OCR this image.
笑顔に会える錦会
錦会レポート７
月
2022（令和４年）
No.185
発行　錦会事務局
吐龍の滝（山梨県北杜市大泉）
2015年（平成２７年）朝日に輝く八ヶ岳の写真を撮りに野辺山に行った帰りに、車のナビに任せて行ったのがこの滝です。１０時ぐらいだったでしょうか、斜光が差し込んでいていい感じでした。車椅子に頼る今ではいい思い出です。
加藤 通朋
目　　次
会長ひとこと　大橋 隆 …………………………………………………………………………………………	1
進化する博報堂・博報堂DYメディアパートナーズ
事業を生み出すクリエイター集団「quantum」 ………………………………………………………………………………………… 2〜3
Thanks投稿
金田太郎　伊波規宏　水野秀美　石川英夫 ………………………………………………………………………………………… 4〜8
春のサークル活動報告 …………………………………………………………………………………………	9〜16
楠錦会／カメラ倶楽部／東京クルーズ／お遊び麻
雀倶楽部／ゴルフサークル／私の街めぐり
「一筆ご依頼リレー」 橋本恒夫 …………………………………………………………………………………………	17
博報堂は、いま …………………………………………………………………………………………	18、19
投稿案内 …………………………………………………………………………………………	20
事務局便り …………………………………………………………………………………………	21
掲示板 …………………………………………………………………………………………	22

◆ ◆ ◆ ◆ ◆ ◆ ◆

◆ What is required: Each entry above is to be set down again in exactly the same words.

◆ Answer to the problem:
OCR this image.
笑顔に会える錦会
錦会レポート７
月
2022（令和４年）
No.185
発行　錦会事務局
吐龍の滝（山梨県北杜市大泉）
2015年（平成２７年）朝日に輝く八ヶ岳の写真を撮りに野辺山に行った帰りに、車のナビに任せて行ったのがこの滝です。１０時ぐらいだったでしょうか、斜光が差し込んでいていい感じでした。車椅子に頼る今ではいい思い出です。
加藤 通朋
目　　次
会長ひとこと　大橋 隆 …………………………………………………………………………………………	1
進化する博報堂・博報堂DYメディアパートナーズ
事業を生み出すクリエイター集団「quantum」 ………………………………………………………………………………………… 2〜3
Thanks投稿
金田太郎　伊波規宏　水野秀美　石川英夫 ………………………………………………………………………………………… 4〜8
春のサークル活動報告 …………………………………………………………………………………………	9〜16
楠錦会／カメラ倶楽部／東京クルーズ／お遊び麻
雀倶楽部／ゴルフサークル／私の街めぐり
「一筆ご依頼リレー」 橋本恒夫 …………………………………………………………………………………………	17
博報堂は、いま …………………………………………………………………………………………	18、19
投稿案内 …………………………………………………………………………………………	20
事務局便り …………………………………………………………………………………………	21
掲示板 …………………………………………………………………………………………	22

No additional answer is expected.